## PROBLEM TO WORK ON
Exactly repeat the material, dropping only the pictures.

## RECORD EXCERPTS
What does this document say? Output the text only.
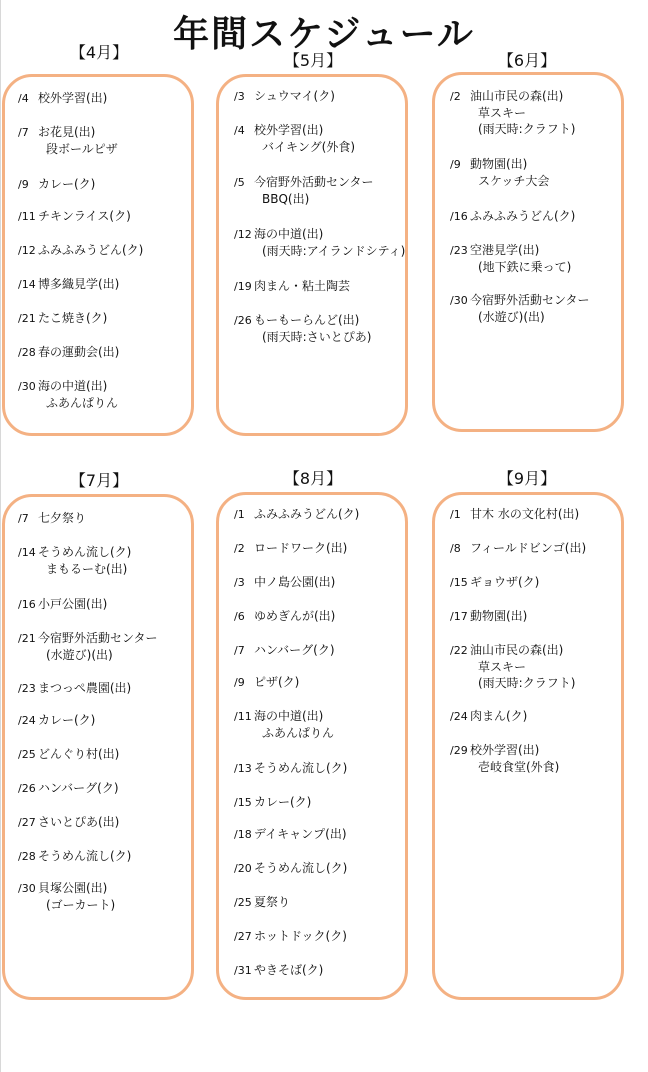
年間スケジュール
【4月】
/4 校外学習(出)
/7 お花見(出)
段ボールピザ
/9 カレー(ク)
/11 チキンライス(ク)
/12 ふみふみうどん(ク)
/14 博多織見学(出)
/21 たこ焼き(ク)
/28 春の運動会(出)
/30 海の中道(出)
ふあんぱりん
【5月】
/3 シュウマイ(ク)
/4 校外学習(出)
バイキング(外食)
/5 今宿野外活動センター
BBQ(出)
/12 海の中道(出)
(雨天時:アイランドシティ)
/19 肉まん・粘土陶芸
/26 もーもーらんど(出)
(雨天時:さいとぴあ)
【6月】
/2 油山市民の森(出)
草スキー
(雨天時:クラフト)
/9 動物園(出)
スケッチ大会
/16 ふみふみうどん(ク)
/23 空港見学(出)
(地下鉄に乗って)
/30 今宿野外活動センター
(水遊び)(出)
【7月】
/7 七夕祭り
/14 そうめん流し(ク)
まもるーむ(出)
/16 小戸公園(出)
/21 今宿野外活動センター
(水遊び)(出)
/23 まつっぺ農園(出)
/24 カレー(ク)
/25 どんぐり村(出)
/26 ハンバーグ(ク)
/27 さいとぴあ(出)
/28 そうめん流し(ク)
/30 貝塚公園(出)
(ゴーカート)
【8月】
/1 ふみふみうどん(ク)
/2 ロードワーク(出)
/3 中ノ島公園(出)
/6 ゆめぎんが(出)
/7 ハンバーグ(ク)
/9 ピザ(ク)
/11 海の中道(出)
ふあんぱりん
/13 そうめん流し(ク)
/15 カレー(ク)
/18 デイキャンプ(出)
/20 そうめん流し(ク)
/25 夏祭り
/27 ホットドック(ク)
/31 やきそば(ク)
【9月】
/1 甘木 水の文化村(出)
/8 フィールドビンゴ(出)
/15 ギョウザ(ク)
/17 動物園(出)
/22 油山市民の森(出)
草スキー
(雨天時:クラフト)
/24 肉まん(ク)
/29 校外学習(出)
壱岐食堂(外食)
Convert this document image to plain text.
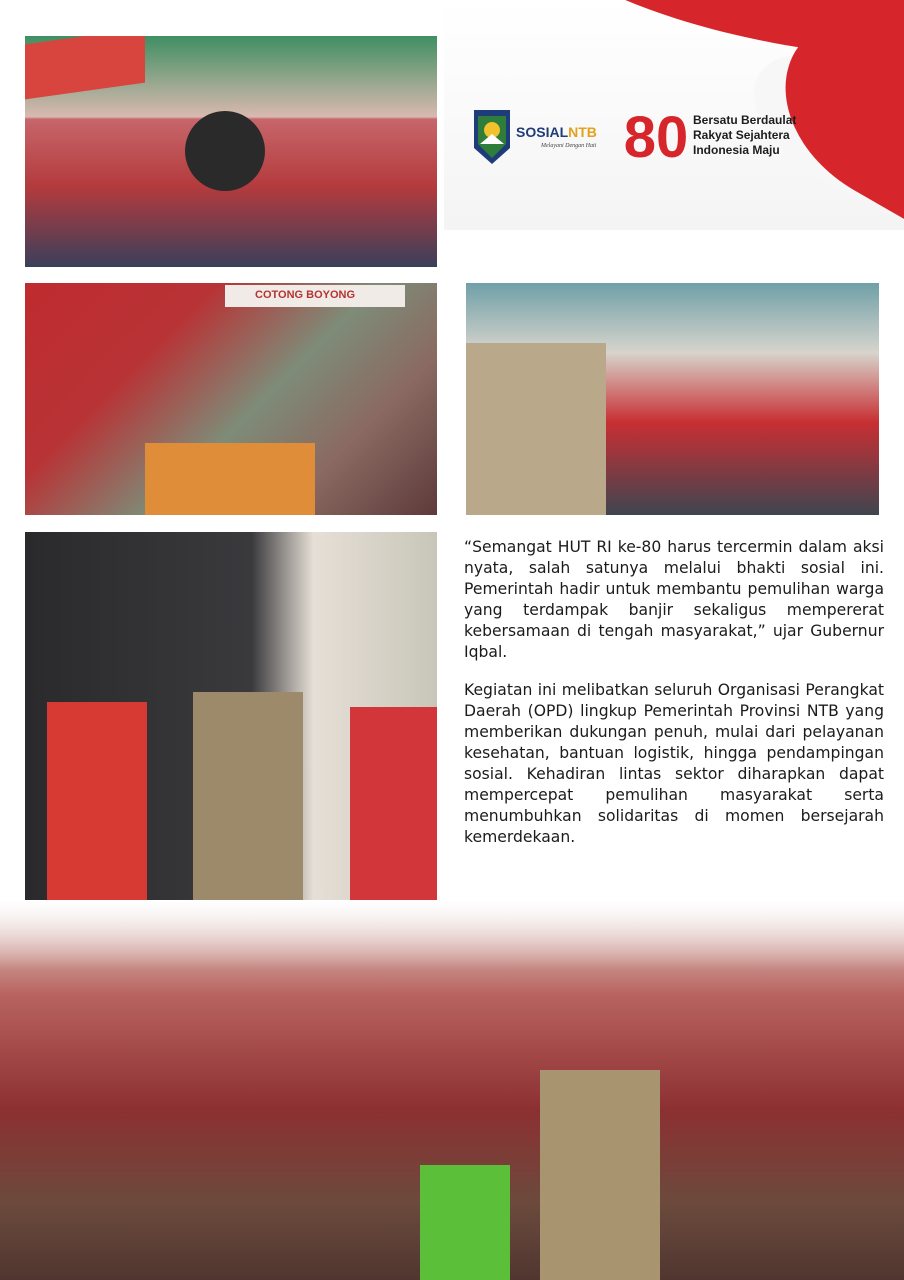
SOSIALNTB
Melayani Dengan Hati 80 Bersatu Berdaulat
Rakyat Sejahtera
Indonesia Maju
COTONG BOYONG

“Semangat HUT RI ke-80 harus tercermin dalam aksi nyata, salah satunya melalui bhakti sosial ini. Pemerintah hadir untuk membantu pemulihan warga yang terdampak banjir sekaligus mempererat kebersamaan di tengah masyarakat,” ujar Gubernur Iqbal.

Kegiatan ini melibatkan seluruh Organisasi Perangkat Daerah (OPD) lingkup Pemerintah Provinsi NTB yang memberikan dukungan penuh, mulai dari pelayanan kesehatan, bantuan logistik, hingga pendampingan sosial. Kehadiran lintas sektor diharapkan dapat mempercepat pemulihan masyarakat serta menumbuhkan solidaritas di momen bersejarah kemerdekaan.
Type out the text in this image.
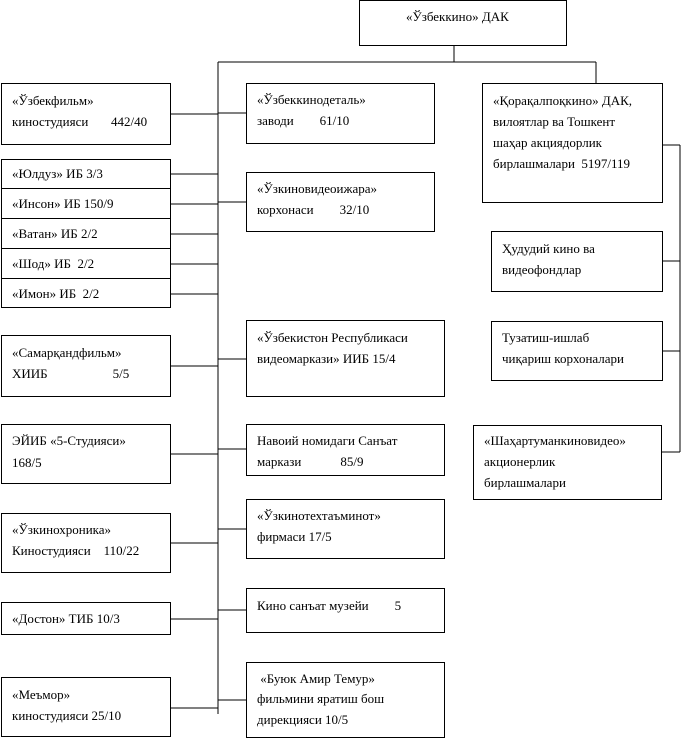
«Ўзбеккино» ДАК
«Ўзбекфильм»
киностудияси       442/40
«Юлдуз» ИБ 3/3
«Инсон» ИБ 150/9
«Ватан» ИБ 2/2
«Шод» ИБ  2/2
«Имон» ИБ  2/2
«Самарқандфильм»
ХИИБ                    5/5
ЭЙИБ «5-Студияси»
168/5
«Ўзкинохроника»
Киностудияси    110/22
«Достон» ТИБ 10/3
«Меъмор»
киностудияси 25/10
«Ўзбеккинодеталь»
заводи        61/10
«Ўзкиновидеоижара»
корхонаси        32/10
«Ўзбекистон Республикаси
видеомаркази» ИИБ 15/4
Навоий номидаги Санъат
маркази            85/9
«Ўзкинотехтаъминот»
фирмаси 17/5
Кино санъат музейи        5
«Буюк Амир Темур»
фильмини яратиш бош
дирекцияси 10/5
«Қорақалпоқкино» ДАК,
вилоятлар ва Тошкент
шаҳар акциядорлик
бирлашмалари  5197/119
Ҳудудий кино ва
видеофондлар
Тузатиш-ишлаб
чиқариш корхоналари
«Шаҳартуманкиновидео»
акционерлик
бирлашмалари
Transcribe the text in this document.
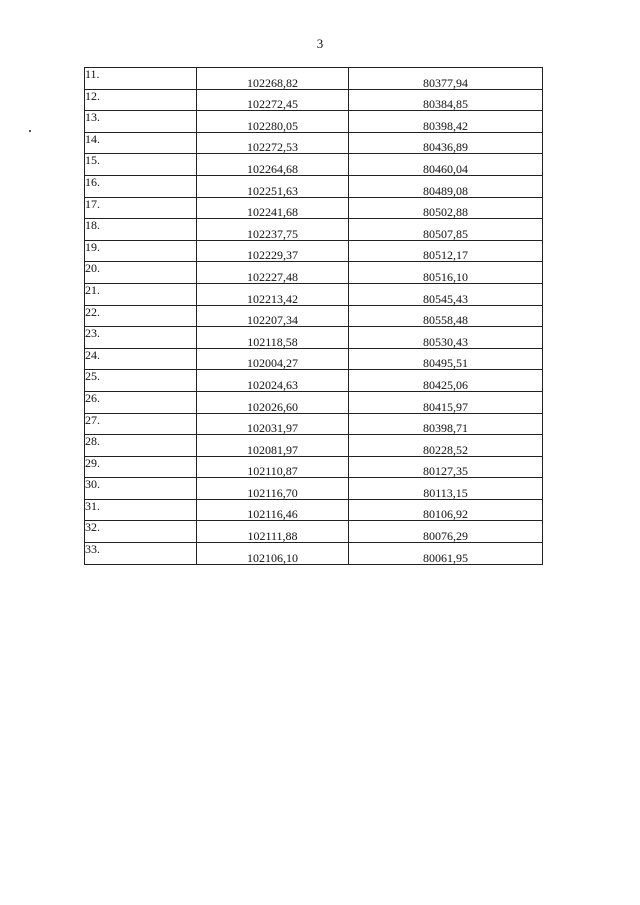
3
11.	102268,82	80377,94
12.	102272,45	80384,85
13.	102280,05	80398,42
14.	102272,53	80436,89
15.	102264,68	80460,04
16.	102251,63	80489,08
17.	102241,68	80502,88
18.	102237,75	80507,85
19.	102229,37	80512,17
20.	102227,48	80516,10
21.	102213,42	80545,43
22.	102207,34	80558,48
23.	102118,58	80530,43
24.	102004,27	80495,51
25.	102024,63	80425,06
26.	102026,60	80415,97
27.	102031,97	80398,71
28.	102081,97	80228,52
29.	102110,87	80127,35
30.	102116,70	80113,15
31.	102116,46	80106,92
32.	102111,88	80076,29
33.	102106,10	80061,95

## RESPONSE TO THIS TASK
What does this document say? Output the text only.
年間スケジュール
【4月】
/4 校外学習(出)
/7 お花見(出)
段ボールピザ
/9 カレー(ク)
/11 チキンライス(ク)
/12 ふみふみうどん(ク)
/14 博多織見学(出)
/21 たこ焼き(ク)
/28 春の運動会(出)
/30 海の中道(出)
ふあんぱりん
【5月】
/3 シュウマイ(ク)
/4 校外学習(出)
バイキング(外食)
/5 今宿野外活動センター
BBQ(出)
/12 海の中道(出)
(雨天時:アイランドシティ)
/19 肉まん・粘土陶芸
/26 もーもーらんど(出)
(雨天時:さいとぴあ)
【6月】
/2 油山市民の森(出)
草スキー
(雨天時:クラフト)
/9 動物園(出)
スケッチ大会
/16 ふみふみうどん(ク)
/23 空港見学(出)
(地下鉄に乗って)
/30 今宿野外活動センター
(水遊び)(出)
【7月】
/7 七夕祭り
/14 そうめん流し(ク)
まもるーむ(出)
/16 小戸公園(出)
/21 今宿野外活動センター
(水遊び)(出)
/23 まつっぺ農園(出)
/24 カレー(ク)
/25 どんぐり村(出)
/26 ハンバーグ(ク)
/27 さいとぴあ(出)
/28 そうめん流し(ク)
/30 貝塚公園(出)
(ゴーカート)
【8月】
/1 ふみふみうどん(ク)
/2 ロードワーク(出)
/3 中ノ島公園(出)
/6 ゆめぎんが(出)
/7 ハンバーグ(ク)
/9 ピザ(ク)
/11 海の中道(出)
ふあんぱりん
/13 そうめん流し(ク)
/15 カレー(ク)
/18 デイキャンプ(出)
/20 そうめん流し(ク)
/25 夏祭り
/27 ホットドック(ク)
/31 やきそば(ク)
【9月】
/1 甘木 水の文化村(出)
/8 フィールドビンゴ(出)
/15 ギョウザ(ク)
/17 動物園(出)
/22 油山市民の森(出)
草スキー
(雨天時:クラフト)
/24 肉まん(ク)
/29 校外学習(出)
壱岐食堂(外食)
Convert this document image to plain text.
SOSIALNTB
Melayani Dengan Hati 80 Bersatu Berdaulat
Rakyat Sejahtera
Indonesia Maju
COTONG BOYONG

“Semangat HUT RI ke-80 harus tercermin dalam aksi nyata, salah satunya melalui bhakti sosial ini. Pemerintah hadir untuk membantu pemulihan warga yang terdampak banjir sekaligus mempererat kebersamaan di tengah masyarakat,” ujar Gubernur Iqbal.

Kegiatan ini melibatkan seluruh Organisasi Perangkat Daerah (OPD) lingkup Pemerintah Provinsi NTB yang memberikan dukungan penuh, mulai dari pelayanan kesehatan, bantuan logistik, hingga pendampingan sosial. Kehadiran lintas sektor diharapkan dapat mempercepat pemulihan masyarakat serta menumbuhkan solidaritas di momen bersejarah kemerdekaan.
Type out the text in this image.
«Ўзбеккино» ДАК
«Ўзбекфильм»
киностудияси       442/40
«Юлдуз» ИБ 3/3
«Инсон» ИБ 150/9
«Ватан» ИБ 2/2
«Шод» ИБ  2/2
«Имон» ИБ  2/2
«Самарқандфильм»
ХИИБ                    5/5
ЭЙИБ «5-Студияси»
168/5
«Ўзкинохроника»
Киностудияси    110/22
«Достон» ТИБ 10/3
«Меъмор»
киностудияси 25/10
«Ўзбеккинодеталь»
заводи        61/10
«Ўзкиновидеоижара»
корхонаси        32/10
«Ўзбекистон Республикаси
видеомаркази» ИИБ 15/4
Навоий номидаги Санъат
маркази            85/9
«Ўзкинотехтаъминот»
фирмаси 17/5
Кино санъат музейи        5
«Буюк Амир Темур»
фильмини яратиш бош
дирекцияси 10/5
«Қорақалпоқкино» ДАК,
вилоятлар ва Тошкент
шаҳар акциядорлик
бирлашмалари  5197/119
Ҳудудий кино ва
видеофондлар
Тузатиш-ишлаб
чиқариш корхоналари
«Шаҳартуманкиновидео»
акционерлик
бирлашмалари
Transcribe the text in this document.
3
11.	102268,82	80377,94
12.	102272,45	80384,85
13.	102280,05	80398,42
14.	102272,53	80436,89
15.	102264,68	80460,04
16.	102251,63	80489,08
17.	102241,68	80502,88
18.	102237,75	80507,85
19.	102229,37	80512,17
20.	102227,48	80516,10
21.	102213,42	80545,43
22.	102207,34	80558,48
23.	102118,58	80530,43
24.	102004,27	80495,51
25.	102024,63	80425,06
26.	102026,60	80415,97
27.	102031,97	80398,71
28.	102081,97	80228,52
29.	102110,87	80127,35
30.	102116,70	80113,15
31.	102116,46	80106,92
32.	102111,88	80076,29
33.	102106,10	80061,95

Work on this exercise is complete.